## Work to be completed
Go through the listing and copy each line with the string "this".

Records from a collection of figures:
--- start ---

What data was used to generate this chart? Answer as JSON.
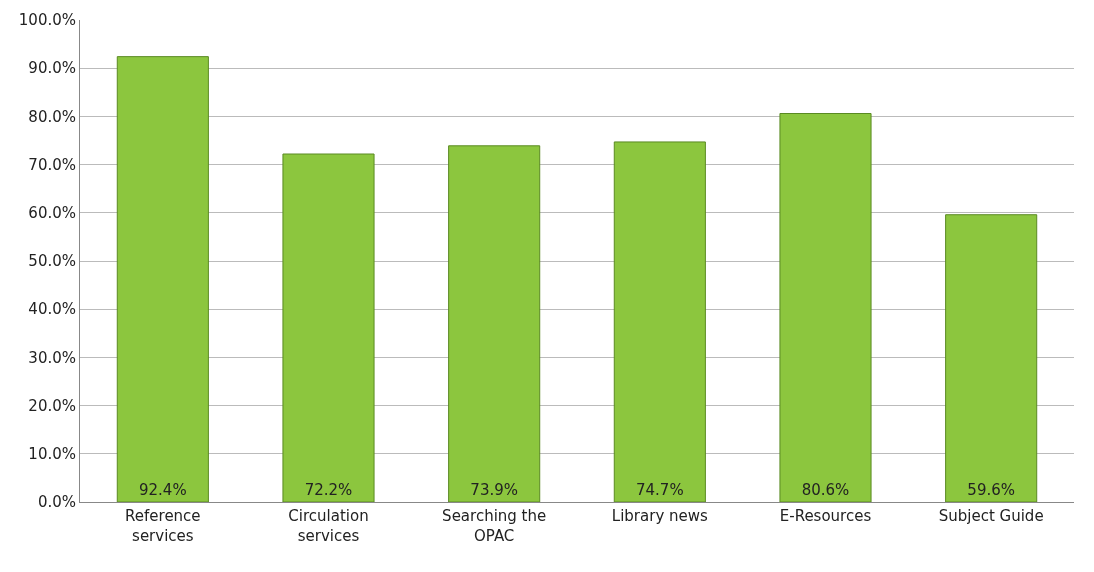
{
  "chart_data": {
    "type": "bar",
    "categories": [
      "Reference services",
      "Circulation services",
      "Searching the OPAC",
      "Library news",
      "E-Resources",
      "Subject Guide"
    ],
    "values": [
      92.4,
      72.2,
      73.9,
      74.7,
      80.6,
      59.6
    ],
    "value_labels": [
      "92.4%",
      "72.2%",
      "73.9%",
      "74.7%",
      "80.6%",
      "59.6%"
    ],
    "color": "#8cc63e",
    "ylim": [
      0,
      100
    ],
    "yticks": [
      {
        "value": 0,
        "label": "0.0%"
      },
      {
        "value": 10,
        "label": "10.0%"
      },
      {
        "value": 20,
        "label": "20.0%"
      },
      {
        "value": 30,
        "label": "30.0%"
      },
      {
        "value": 40,
        "label": "40.0%"
      },
      {
        "value": 50,
        "label": "50.0%"
      },
      {
        "value": 60,
        "label": "60.0%"
      },
      {
        "value": 70,
        "label": "70.0%"
      },
      {
        "value": 80,
        "label": "80.0%"
      },
      {
        "value": 90,
        "label": "90.0%"
      },
      {
        "value": 100,
        "label": "100.0%"
      }
    ],
    "grid": "y"
  }
}
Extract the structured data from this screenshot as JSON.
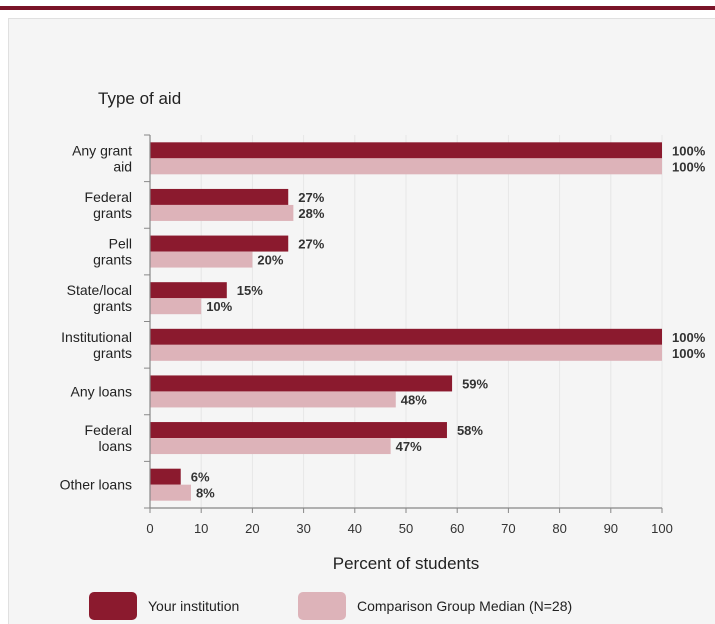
{
  "chart_data": {
    "type": "bar",
    "orientation": "horizontal",
    "title": "Type of aid",
    "xlabel": "Percent of students",
    "ylabel": "",
    "xlim": [
      0,
      100
    ],
    "x_ticks": [
      0,
      10,
      20,
      30,
      40,
      50,
      60,
      70,
      80,
      90,
      100
    ],
    "grid": true,
    "legend_position": "bottom",
    "categories": [
      [
        "Any grant",
        "aid"
      ],
      [
        "Federal",
        "grants"
      ],
      [
        "Pell",
        "grants"
      ],
      [
        "State/local",
        "grants"
      ],
      [
        "Institutional",
        "grants"
      ],
      [
        "Any loans"
      ],
      [
        "Federal",
        "loans"
      ],
      [
        "Other loans"
      ]
    ],
    "series": [
      {
        "name": "Your institution",
        "color": "#8b1a2e",
        "values": [
          100,
          27,
          27,
          15,
          100,
          59,
          58,
          6
        ]
      },
      {
        "name": "Comparison Group Median (N=28)",
        "color": "#ddb3b9",
        "values": [
          100,
          28,
          20,
          10,
          100,
          48,
          47,
          8
        ]
      }
    ]
  },
  "theme": {
    "accent_bar": "#7a1428",
    "panel_background": "#f5f5f5",
    "gridline": "#e6e6e6"
  }
}
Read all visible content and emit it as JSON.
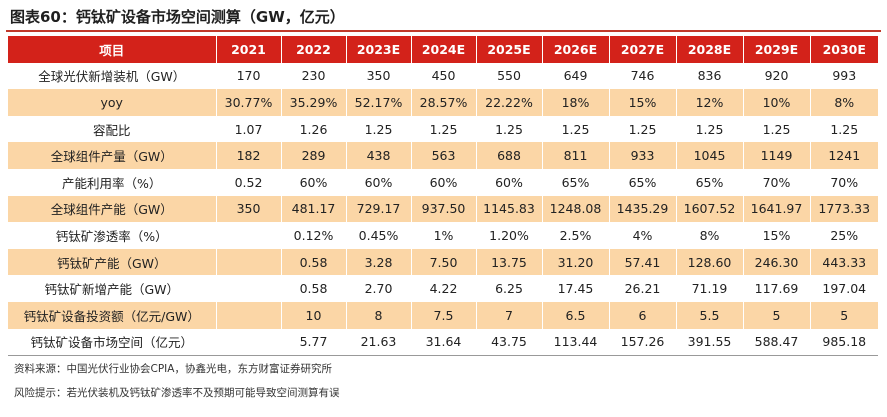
{
  "title": "图表60：钙钛矿设备市场空间测算（GW，亿元）",
  "table": {
    "headers": [
      "项目",
      "2021",
      "2022",
      "2023E",
      "2024E",
      "2025E",
      "2026E",
      "2027E",
      "2028E",
      "2029E",
      "2030E"
    ],
    "rows": [
      [
        "全球光伏新增装机（GW）",
        "170",
        "230",
        "350",
        "450",
        "550",
        "649",
        "746",
        "836",
        "920",
        "993"
      ],
      [
        "yoy",
        "30.77%",
        "35.29%",
        "52.17%",
        "28.57%",
        "22.22%",
        "18%",
        "15%",
        "12%",
        "10%",
        "8%"
      ],
      [
        "容配比",
        "1.07",
        "1.26",
        "1.25",
        "1.25",
        "1.25",
        "1.25",
        "1.25",
        "1.25",
        "1.25",
        "1.25"
      ],
      [
        "全球组件产量（GW）",
        "182",
        "289",
        "438",
        "563",
        "688",
        "811",
        "933",
        "1045",
        "1149",
        "1241"
      ],
      [
        "产能利用率（%）",
        "0.52",
        "60%",
        "60%",
        "60%",
        "60%",
        "65%",
        "65%",
        "65%",
        "70%",
        "70%"
      ],
      [
        "全球组件产能（GW）",
        "350",
        "481.17",
        "729.17",
        "937.50",
        "1145.83",
        "1248.08",
        "1435.29",
        "1607.52",
        "1641.97",
        "1773.33"
      ],
      [
        "钙钛矿渗透率（%）",
        "",
        "0.12%",
        "0.45%",
        "1%",
        "1.20%",
        "2.5%",
        "4%",
        "8%",
        "15%",
        "25%"
      ],
      [
        "钙钛矿产能（GW）",
        "",
        "0.58",
        "3.28",
        "7.50",
        "13.75",
        "31.20",
        "57.41",
        "128.60",
        "246.30",
        "443.33"
      ],
      [
        "钙钛矿新增产能（GW）",
        "",
        "0.58",
        "2.70",
        "4.22",
        "6.25",
        "17.45",
        "26.21",
        "71.19",
        "117.69",
        "197.04"
      ],
      [
        "钙钛矿设备投资额（亿元/GW）",
        "",
        "10",
        "8",
        "7.5",
        "7",
        "6.5",
        "6",
        "5.5",
        "5",
        "5"
      ],
      [
        "钙钛矿设备市场空间（亿元）",
        "",
        "5.77",
        "21.63",
        "31.64",
        "43.75",
        "113.44",
        "157.26",
        "391.55",
        "588.47",
        "985.18"
      ]
    ]
  },
  "notes": {
    "source": "资料来源：中国光伏行业协会CPIA，协鑫光电，东方财富证券研究所",
    "risk": "风险提示：若光伏装机及钙钛矿渗透率不及预期可能导致空间测算有误"
  },
  "colors": {
    "header_bg": "#d3221a",
    "shade_row": "#fbd6a6",
    "title_rule": "#c0392b"
  }
}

--- end ---

## Result
What data was used to generate this chart? Answer as JSON.
Extract the structured data from this screenshot as JSON.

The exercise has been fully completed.